▸ Objective
Put each line of the records below into a Markdown table with the columns Row and Line. Number the rows, skip blank lines, and leave the pictures out.
* begin Provided information *
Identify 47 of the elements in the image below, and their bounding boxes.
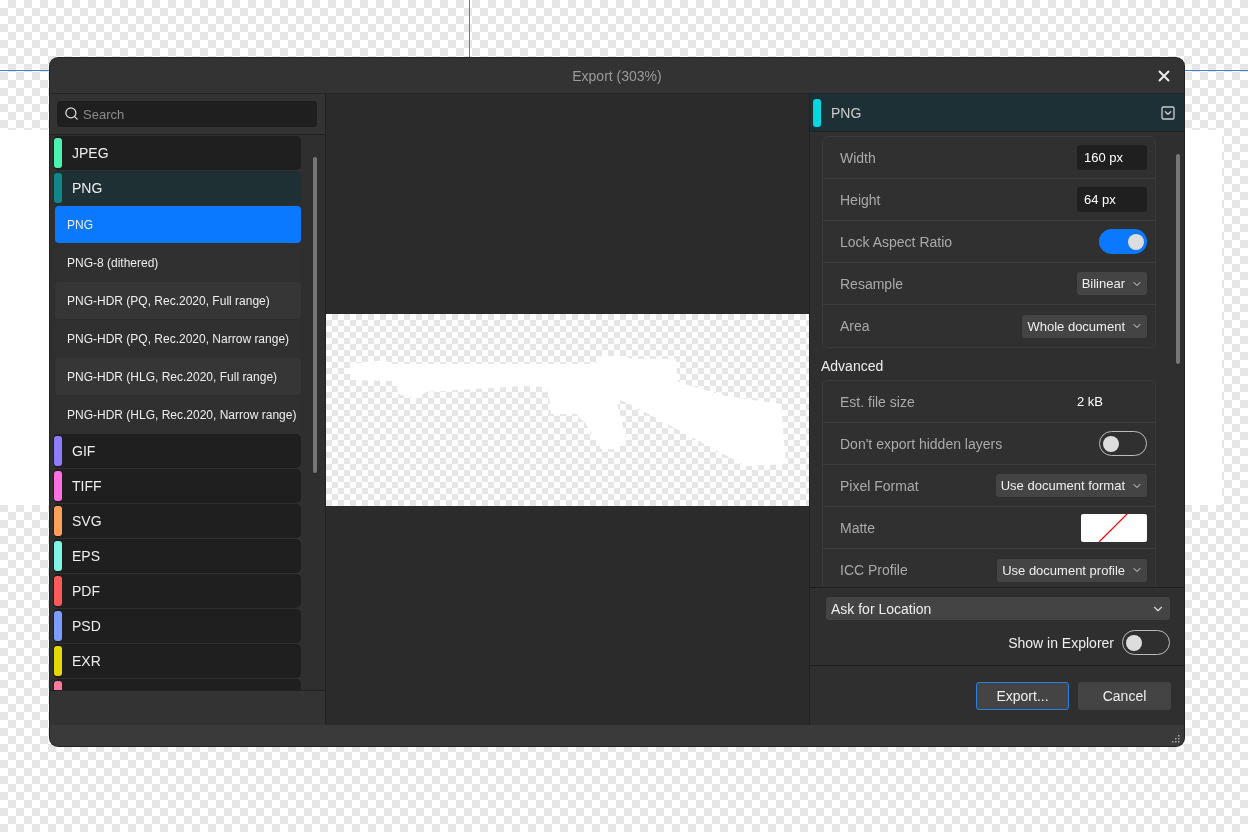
format-option[interactable]: PNG-HDR (PQ, Rec.2020, Full range) (55, 282, 301, 319)
toggle-switch[interactable] (1099, 229, 1147, 254)
setting-label: Pixel Format (840, 477, 919, 494)
setting-label: ICC Profile (840, 562, 908, 578)
setting-label: Matte (840, 519, 875, 536)
format-group[interactable]: SVG (53, 504, 301, 538)
dropdown[interactable]: Bilinear (1076, 272, 1147, 295)
format-option[interactable]: PNG-HDR (HLG, Rec.2020, Full range) (55, 358, 301, 395)
setting-label: Area (840, 318, 870, 334)
format-group[interactable]: GIF (53, 434, 301, 468)
matte-swatch[interactable] (1081, 513, 1147, 542)
dropdown[interactable]: Use document format (995, 474, 1147, 497)
export-button[interactable]: Export... (976, 681, 1069, 710)
setting-label: Don't export hidden layers (840, 435, 1003, 452)
collapse-button[interactable] (1160, 104, 1176, 121)
format-group[interactable]: PDF (53, 574, 301, 608)
format-group[interactable]: EXR (53, 644, 301, 678)
location-dropdown[interactable]: Ask for Location (826, 597, 1170, 620)
cancel-button[interactable]: Cancel (1078, 681, 1171, 710)
scrollbar[interactable] (1176, 154, 1180, 364)
value-text: 2 kB (1077, 394, 1104, 409)
chevron-down-icon (1160, 104, 1176, 121)
resize-grip-icon[interactable] (1170, 733, 1180, 743)
format-group[interactable]: PSD (53, 609, 301, 643)
number-field[interactable]: 160 px (1077, 145, 1147, 170)
scrollbar[interactable] (313, 157, 317, 473)
section-title: Advanced (821, 358, 885, 374)
format-group[interactable]: TIFF (53, 469, 301, 503)
close-icon (1158, 70, 1170, 82)
dropdown[interactable]: Whole document (1022, 314, 1147, 338)
setting-label: Width (840, 149, 876, 166)
format-group[interactable]: PNG (53, 171, 301, 205)
preset-header[interactable]: PNG (810, 94, 1184, 132)
setting-label: Height (840, 191, 881, 208)
toggle-label: Show in Explorer (1008, 634, 1114, 651)
window-title: Export (303%) (572, 67, 662, 84)
search-field[interactable]: Search (57, 101, 317, 127)
format-option[interactable]: PNG (55, 206, 301, 243)
format-group[interactable]: JPEG (53, 136, 301, 170)
search-icon (64, 106, 79, 121)
format-group[interactable]: EPS (53, 539, 301, 573)
setting-label: Lock Aspect Ratio (840, 233, 953, 250)
preset-title: PNG (831, 104, 863, 121)
setting-label: Resample (840, 275, 904, 292)
dropdown[interactable]: Use document profile (997, 558, 1147, 582)
setting-label: Est. file size (840, 393, 915, 410)
number-field[interactable]: 64 px (1077, 187, 1147, 212)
* end Provided information *
▸ Result of this task
| Row | Line |
|---|---|
| 1 | Identify 47 of the elements in the image below, and their bounding boxes. |
| 2 | format-option[interactable]: PNG-HDR (PQ, Rec.2020, Full range) (55, 282, 301, 319) |
| 3 | toggle-switch[interactable] (1099, 229, 1147, 254) |
| 4 | setting-label: Pixel Format (840, 477, 919, 494) |
| 5 | setting-label: ICC Profile (840, 562, 908, 578) |
| 6 | setting-label: Matte (840, 519, 875, 536) |
| 7 | format-group[interactable]: SVG (53, 504, 301, 538) |
| 8 | dropdown[interactable]: Bilinear (1076, 272, 1147, 295) |
| 9 | format-option[interactable]: PNG-HDR (HLG, Rec.2020, Full range) (55, 358, 301, 395) |
| 10 | setting-label: Area (840, 318, 870, 334) |
| 11 | format-group[interactable]: GIF (53, 434, 301, 468) |
| 12 | matte-swatch[interactable] (1081, 513, 1147, 542) |
| 13 | dropdown[interactable]: Use document format (995, 474, 1147, 497) |
| 14 | export-button[interactable]: Export... (976, 681, 1069, 710) |
| 15 | setting-label: Don't export hidden layers (840, 435, 1003, 452) |
| 16 | collapse-button[interactable] (1160, 104, 1176, 121) |
| 17 | format-group[interactable]: PDF (53, 574, 301, 608) |
| 18 | format-group[interactable]: EXR (53, 644, 301, 678) |
| 19 | location-dropdown[interactable]: Ask for Location (826, 597, 1170, 620) |
| 20 | cancel-button[interactable]: Cancel (1078, 681, 1171, 710) |
| 21 | scrollbar[interactable] (1176, 154, 1180, 364) |
| 22 | value-text: 2 kB (1077, 394, 1104, 409) |
| 23 | chevron-down-icon (1160, 104, 1176, 121) |
| 24 | resize-grip-icon[interactable] (1170, 733, 1180, 743) |
| 25 | format-group[interactable]: PSD (53, 609, 301, 643) |
| 26 | number-field[interactable]: 160 px (1077, 145, 1147, 170) |
| 27 | scrollbar[interactable] (313, 157, 317, 473) |
| 28 | section-title: Advanced (821, 358, 885, 374) |
| 29 | format-group[interactable]: TIFF (53, 469, 301, 503) |
| 30 | close-icon (1158, 70, 1170, 82) |
| 31 | dropdown[interactable]: Whole document (1022, 314, 1147, 338) |
| 32 | setting-label: Width (840, 149, 876, 166) |
| 33 | format-group[interactable]: PNG (53, 171, 301, 205) |
| 34 | preset-header[interactable]: PNG (810, 94, 1184, 132) |
| 35 | setting-label: Height (840, 191, 881, 208) |
| 36 | toggle-label: Show in Explorer (1008, 634, 1114, 651) |
| 37 | window-title: Export (303%) (572, 67, 662, 84) |
| 38 | search-field[interactable]: Search (57, 101, 317, 127) |
| 39 | format-option[interactable]: PNG (55, 206, 301, 243) |
| 40 | format-group[interactable]: JPEG (53, 136, 301, 170) |
| 41 | search-icon (64, 106, 79, 121) |
| 42 | format-group[interactable]: EPS (53, 539, 301, 573) |
| 43 | setting-label: Lock Aspect Ratio (840, 233, 953, 250) |
| 44 | preset-title: PNG (831, 104, 863, 121) |
| 45 | setting-label: Resample (840, 275, 904, 292) |
| 46 | dropdown[interactable]: Use document profile (997, 558, 1147, 582) |
| 47 | setting-label: Est. file size (840, 393, 915, 410) |
| 48 | number-field[interactable]: 64 px (1077, 187, 1147, 212) |